(Dataset listings of figures)
- - - - -
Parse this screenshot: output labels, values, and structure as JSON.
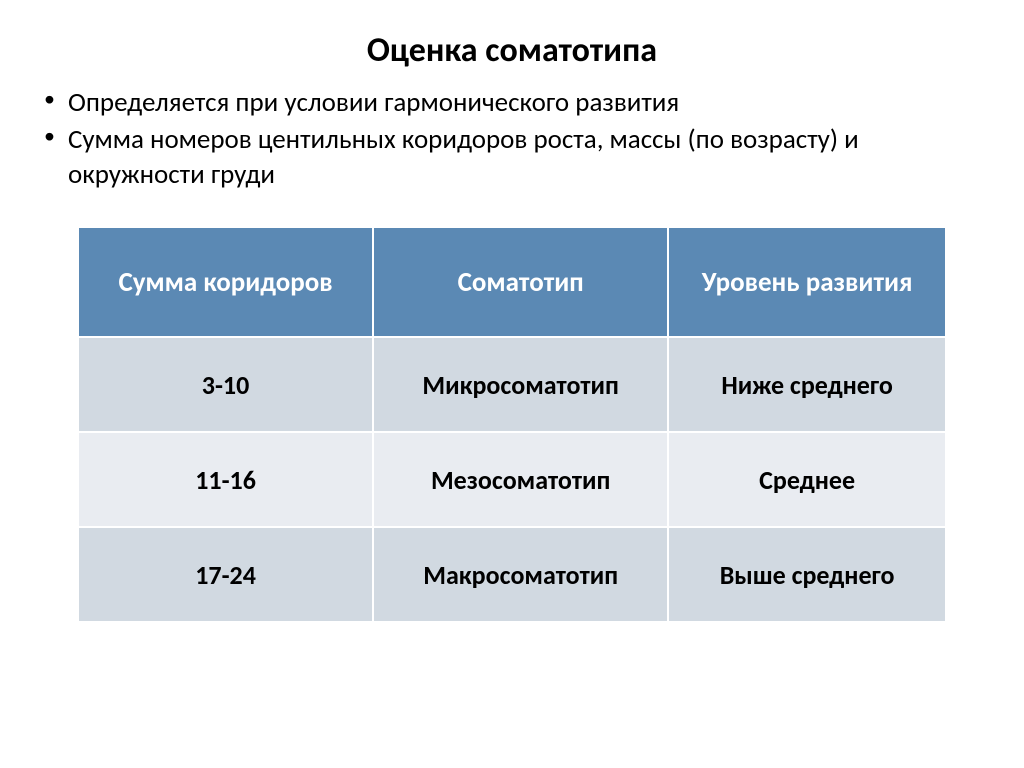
{
  "title": "Оценка соматотипа",
  "bullets": [
    "Определяется при условии гармонического развития",
    "Сумма номеров центильных коридоров роста, массы (по возрасту) и окружности груди"
  ],
  "table": {
    "header_bg": "#5b89b4",
    "header_fg": "#ffffff",
    "row_bg_odd": "#d1d9e1",
    "row_bg_even": "#e9ecf1",
    "row_fg": "#000000",
    "border_color": "#ffffff",
    "columns": [
      {
        "label": "Сумма коридоров",
        "width_pct": 34
      },
      {
        "label": "Соматотип",
        "width_pct": 34
      },
      {
        "label": "Уровень развития",
        "width_pct": 32
      }
    ],
    "rows": [
      [
        "3-10",
        "Микросоматотип",
        "Ниже среднего"
      ],
      [
        "11-16",
        "Мезосоматотип",
        "Среднее"
      ],
      [
        "17-24",
        "Макросоматотип",
        "Выше среднего"
      ]
    ],
    "header_fontsize": 27,
    "cell_fontsize": 26,
    "font_weight": 700
  }
}
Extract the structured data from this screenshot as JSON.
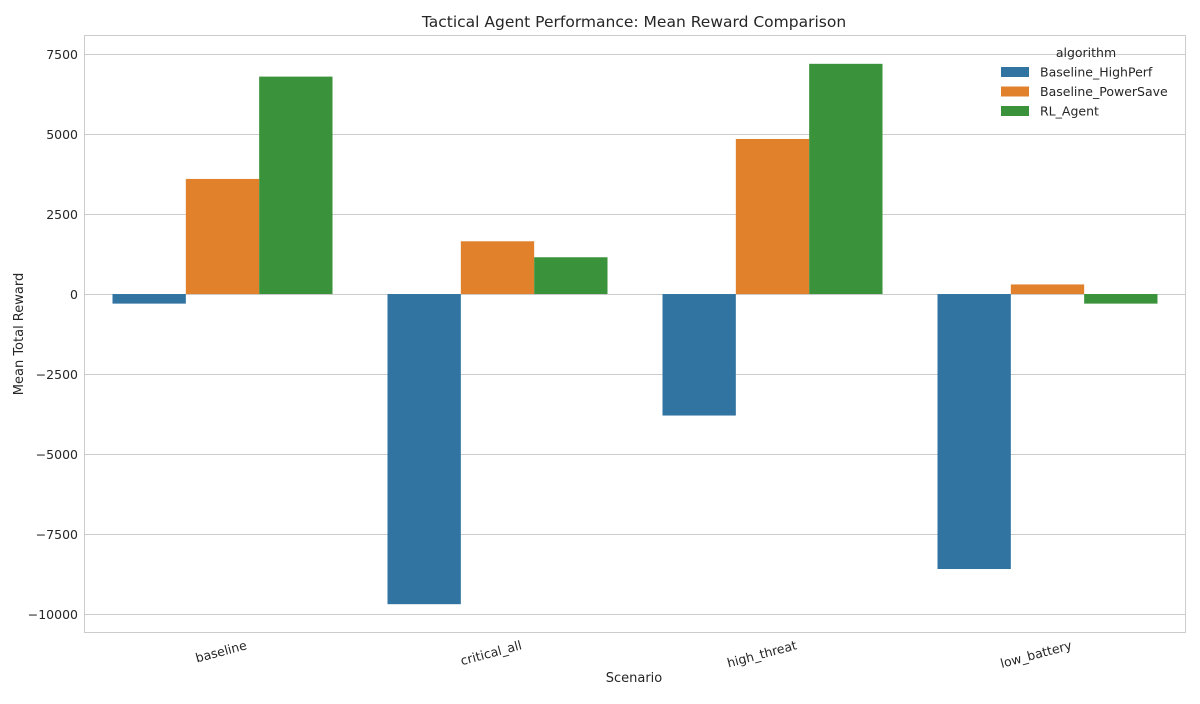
- - - - -
### Stated task
Copy all the records above exactly, but leave out the pictures.

### In response
Parse this screenshot: output labels, values, and structure as JSON.
{
  "title": "Оценка соматотипа",
  "bullets": [
    "Определяется при условии гармонического развития",
    "Сумма номеров центильных коридоров роста, массы (по возрасту) и окружности груди"
  ],
  "table": {
    "header_bg": "#5b89b4",
    "header_fg": "#ffffff",
    "row_bg_odd": "#d1d9e1",
    "row_bg_even": "#e9ecf1",
    "row_fg": "#000000",
    "border_color": "#ffffff",
    "columns": [
      {
        "label": "Сумма коридоров",
        "width_pct": 34
      },
      {
        "label": "Соматотип",
        "width_pct": 34
      },
      {
        "label": "Уровень развития",
        "width_pct": 32
      }
    ],
    "rows": [
      [
        "3-10",
        "Микросоматотип",
        "Ниже среднего"
      ],
      [
        "11-16",
        "Мезосоматотип",
        "Среднее"
      ],
      [
        "17-24",
        "Макросоматотип",
        "Выше среднего"
      ]
    ],
    "header_fontsize": 27,
    "cell_fontsize": 26,
    "font_weight": 700
  }
}
Extract the structured data from this screenshot as JSON.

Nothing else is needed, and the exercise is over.